Task prompt
Repeat the records verbatim and leave the pictures out of your copy.
[Information provided start]
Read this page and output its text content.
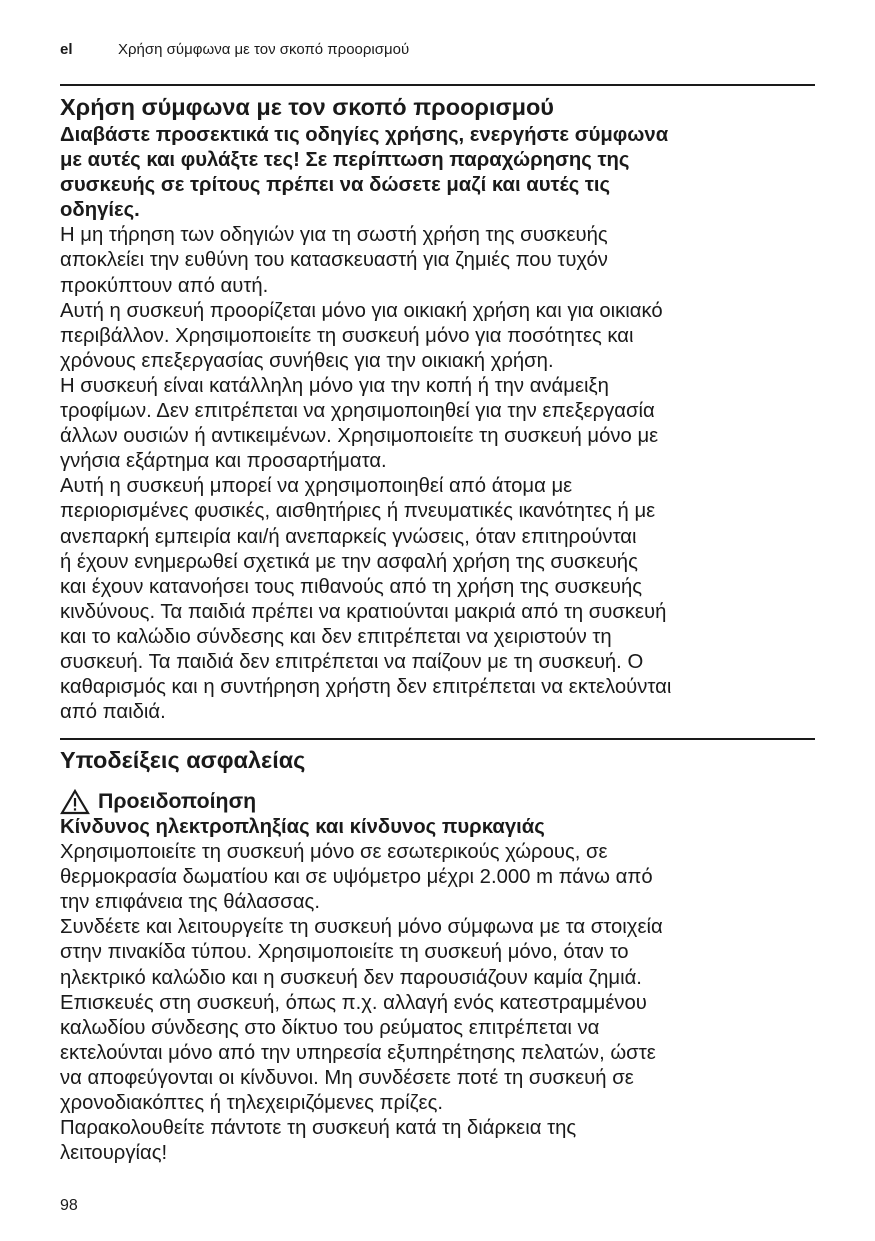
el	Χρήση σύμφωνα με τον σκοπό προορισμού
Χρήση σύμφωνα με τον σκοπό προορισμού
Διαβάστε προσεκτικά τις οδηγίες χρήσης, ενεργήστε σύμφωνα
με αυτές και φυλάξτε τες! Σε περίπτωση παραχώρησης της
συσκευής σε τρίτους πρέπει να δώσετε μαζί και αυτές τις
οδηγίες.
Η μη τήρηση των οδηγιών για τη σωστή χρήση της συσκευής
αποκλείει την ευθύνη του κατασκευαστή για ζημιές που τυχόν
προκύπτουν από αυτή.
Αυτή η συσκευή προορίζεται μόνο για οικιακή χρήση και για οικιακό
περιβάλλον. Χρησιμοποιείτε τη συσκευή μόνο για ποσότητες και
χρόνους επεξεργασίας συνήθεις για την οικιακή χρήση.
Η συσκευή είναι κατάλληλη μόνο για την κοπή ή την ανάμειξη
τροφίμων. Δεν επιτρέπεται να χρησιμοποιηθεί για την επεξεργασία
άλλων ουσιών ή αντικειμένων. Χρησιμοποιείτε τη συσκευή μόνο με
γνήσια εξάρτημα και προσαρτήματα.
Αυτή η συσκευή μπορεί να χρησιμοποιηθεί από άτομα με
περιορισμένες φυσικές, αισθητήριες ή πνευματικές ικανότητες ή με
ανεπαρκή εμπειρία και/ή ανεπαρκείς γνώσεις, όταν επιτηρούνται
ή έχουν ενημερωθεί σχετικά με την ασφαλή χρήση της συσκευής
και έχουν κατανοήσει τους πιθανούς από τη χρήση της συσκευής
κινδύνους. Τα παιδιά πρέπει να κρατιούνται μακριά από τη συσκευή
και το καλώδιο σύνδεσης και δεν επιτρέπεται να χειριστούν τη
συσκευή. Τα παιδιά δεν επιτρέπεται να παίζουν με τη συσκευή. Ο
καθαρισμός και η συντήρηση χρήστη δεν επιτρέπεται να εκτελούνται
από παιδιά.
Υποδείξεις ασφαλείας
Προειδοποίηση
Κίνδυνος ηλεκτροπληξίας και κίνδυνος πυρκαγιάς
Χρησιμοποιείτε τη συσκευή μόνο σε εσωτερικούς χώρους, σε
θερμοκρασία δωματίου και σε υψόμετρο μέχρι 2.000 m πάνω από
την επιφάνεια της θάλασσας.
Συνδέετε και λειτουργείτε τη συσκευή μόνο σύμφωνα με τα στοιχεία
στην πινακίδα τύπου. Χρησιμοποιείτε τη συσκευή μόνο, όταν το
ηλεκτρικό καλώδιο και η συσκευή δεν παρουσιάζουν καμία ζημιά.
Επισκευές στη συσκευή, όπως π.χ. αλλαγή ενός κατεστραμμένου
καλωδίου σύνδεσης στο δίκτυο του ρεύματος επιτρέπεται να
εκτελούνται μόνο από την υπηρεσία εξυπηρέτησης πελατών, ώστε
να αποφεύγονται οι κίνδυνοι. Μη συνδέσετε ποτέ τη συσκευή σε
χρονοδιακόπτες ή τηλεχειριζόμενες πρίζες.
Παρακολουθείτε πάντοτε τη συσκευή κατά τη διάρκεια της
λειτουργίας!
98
[Information provided end]
Full solution
Read this page and output its text content.
el	Χρήση σύμφωνα με τον σκοπό προορισμού
Χρήση σύμφωνα με τον σκοπό προορισμού
Διαβάστε προσεκτικά τις οδηγίες χρήσης, ενεργήστε σύμφωνα
με αυτές και φυλάξτε τες! Σε περίπτωση παραχώρησης της
συσκευής σε τρίτους πρέπει να δώσετε μαζί και αυτές τις
οδηγίες.
Η μη τήρηση των οδηγιών για τη σωστή χρήση της συσκευής
αποκλείει την ευθύνη του κατασκευαστή για ζημιές που τυχόν
προκύπτουν από αυτή.
Αυτή η συσκευή προορίζεται μόνο για οικιακή χρήση και για οικιακό
περιβάλλον. Χρησιμοποιείτε τη συσκευή μόνο για ποσότητες και
χρόνους επεξεργασίας συνήθεις για την οικιακή χρήση.
Η συσκευή είναι κατάλληλη μόνο για την κοπή ή την ανάμειξη
τροφίμων. Δεν επιτρέπεται να χρησιμοποιηθεί για την επεξεργασία
άλλων ουσιών ή αντικειμένων. Χρησιμοποιείτε τη συσκευή μόνο με
γνήσια εξάρτημα και προσαρτήματα.
Αυτή η συσκευή μπορεί να χρησιμοποιηθεί από άτομα με
περιορισμένες φυσικές, αισθητήριες ή πνευματικές ικανότητες ή με
ανεπαρκή εμπειρία και/ή ανεπαρκείς γνώσεις, όταν επιτηρούνται
ή έχουν ενημερωθεί σχετικά με την ασφαλή χρήση της συσκευής
και έχουν κατανοήσει τους πιθανούς από τη χρήση της συσκευής
κινδύνους. Τα παιδιά πρέπει να κρατιούνται μακριά από τη συσκευή
και το καλώδιο σύνδεσης και δεν επιτρέπεται να χειριστούν τη
συσκευή. Τα παιδιά δεν επιτρέπεται να παίζουν με τη συσκευή. Ο
καθαρισμός και η συντήρηση χρήστη δεν επιτρέπεται να εκτελούνται
από παιδιά.
Υποδείξεις ασφαλείας
Προειδοποίηση
Κίνδυνος ηλεκτροπληξίας και κίνδυνος πυρκαγιάς
Χρησιμοποιείτε τη συσκευή μόνο σε εσωτερικούς χώρους, σε
θερμοκρασία δωματίου και σε υψόμετρο μέχρι 2.000 m πάνω από
την επιφάνεια της θάλασσας.
Συνδέετε και λειτουργείτε τη συσκευή μόνο σύμφωνα με τα στοιχεία
στην πινακίδα τύπου. Χρησιμοποιείτε τη συσκευή μόνο, όταν το
ηλεκτρικό καλώδιο και η συσκευή δεν παρουσιάζουν καμία ζημιά.
Επισκευές στη συσκευή, όπως π.χ. αλλαγή ενός κατεστραμμένου
καλωδίου σύνδεσης στο δίκτυο του ρεύματος επιτρέπεται να
εκτελούνται μόνο από την υπηρεσία εξυπηρέτησης πελατών, ώστε
να αποφεύγονται οι κίνδυνοι. Μη συνδέσετε ποτέ τη συσκευή σε
χρονοδιακόπτες ή τηλεχειριζόμενες πρίζες.
Παρακολουθείτε πάντοτε τη συσκευή κατά τη διάρκεια της
λειτουργίας!
98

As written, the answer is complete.